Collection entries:
↓

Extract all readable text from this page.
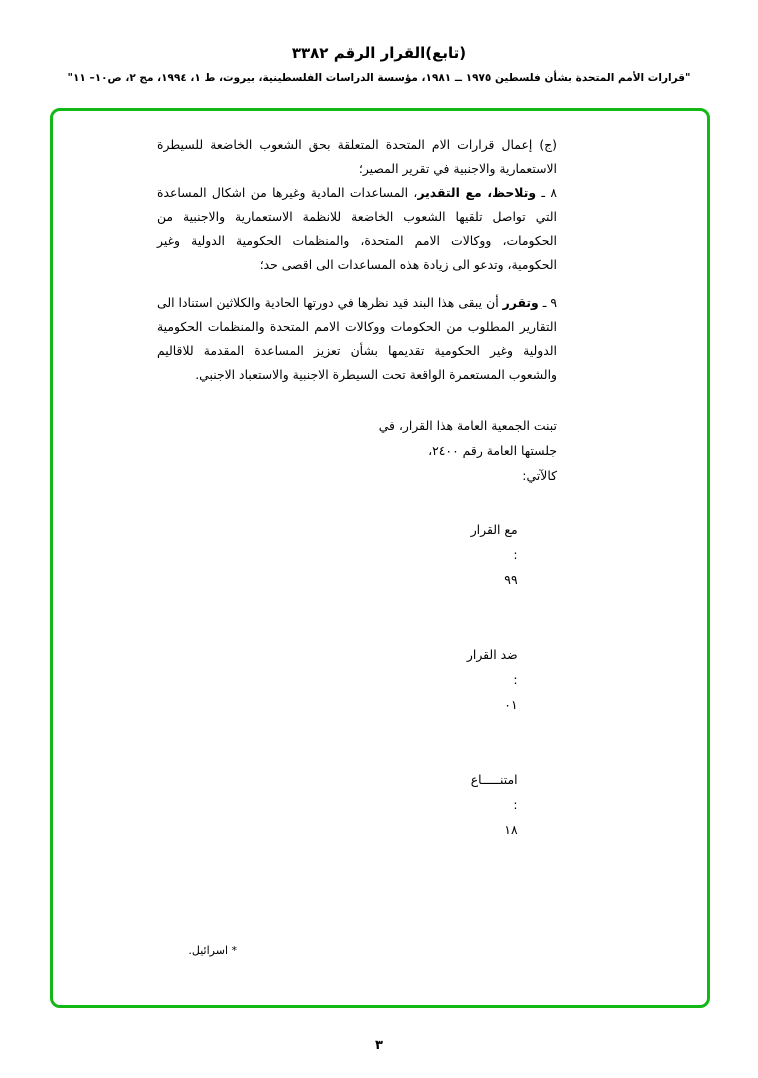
(تابع)القرار الرقم ٣٣٨٢
"قرارات الأمم المتحدة بشأن فلسطين ١٩٧٥ ــ ١٩٨١، مؤسسة الدراسات الفلسطينية، بيروت، ط ١، ١٩٩٤، مج ٢، ص١٠– ١١"

(ج) إعمال قرارات الام المتحدة المتعلقة بحق الشعوب الخاضعة للسيطرة الاستعمارية والاجنبية في تقرير المصير؛

٨ ـ وتلاحظ، مع التقدير، المساعدات المادية وغيرها من اشكال المساعدة التي تواصل تلقيها الشعوب الخاضعة للانظمة الاستعمارية والاجنبية من الحكومات، ووكالات الامم المتحدة، والمنظمات الحكومية الدولية وغير الحكومية، وتدعو الى زيادة هذه المساعدات الى اقصى حد؛

٩ ـ وتقرر أن يبقى هذا البند قيد نظرها في دورتها الحادية والكلاثين استنادا الى التقارير المطلوب من الحكومات ووكالات الامم المتحدة والمنظمات الحكومية الدولية وغير الحكومية تقديمها بشأن تعزيز المساعدة المقدمة للاقاليم والشعوب المستعمرة الواقعة تحت السيطرة الاجنبية والاستعباد الاجنبي.

تبنت الجمعية العامة هذا القرار، في
جلستها العامة رقم ٢٤٠٠،
كالآتي:

مع القرار
:
٩٩

ضد القرار
:
٠١

امتنـــــاع
:
١٨

* اسرائيل.
٣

↑

Problem description: Your task is to copy the entries in full and exactly, without any images.

Solution:
Extract all readable text from this page.
(تابع)القرار الرقم ٣٣٨٢
"قرارات الأمم المتحدة بشأن فلسطين ١٩٧٥ ــ ١٩٨١، مؤسسة الدراسات الفلسطينية، بيروت، ط ١، ١٩٩٤، مج ٢، ص١٠– ١١"

(ج) إعمال قرارات الام المتحدة المتعلقة بحق الشعوب الخاضعة للسيطرة الاستعمارية والاجنبية في تقرير المصير؛

٨ ـ وتلاحظ، مع التقدير، المساعدات المادية وغيرها من اشكال المساعدة التي تواصل تلقيها الشعوب الخاضعة للانظمة الاستعمارية والاجنبية من الحكومات، ووكالات الامم المتحدة، والمنظمات الحكومية الدولية وغير الحكومية، وتدعو الى زيادة هذه المساعدات الى اقصى حد؛

٩ ـ وتقرر أن يبقى هذا البند قيد نظرها في دورتها الحادية والكلاثين استنادا الى التقارير المطلوب من الحكومات ووكالات الامم المتحدة والمنظمات الحكومية الدولية وغير الحكومية تقديمها بشأن تعزيز المساعدة المقدمة للاقاليم والشعوب المستعمرة الواقعة تحت السيطرة الاجنبية والاستعباد الاجنبي.

تبنت الجمعية العامة هذا القرار، في
جلستها العامة رقم ٢٤٠٠،
كالآتي:

مع القرار
:
٩٩

ضد القرار
:
٠١

امتنـــــاع
:
١٨

* اسرائيل.
٣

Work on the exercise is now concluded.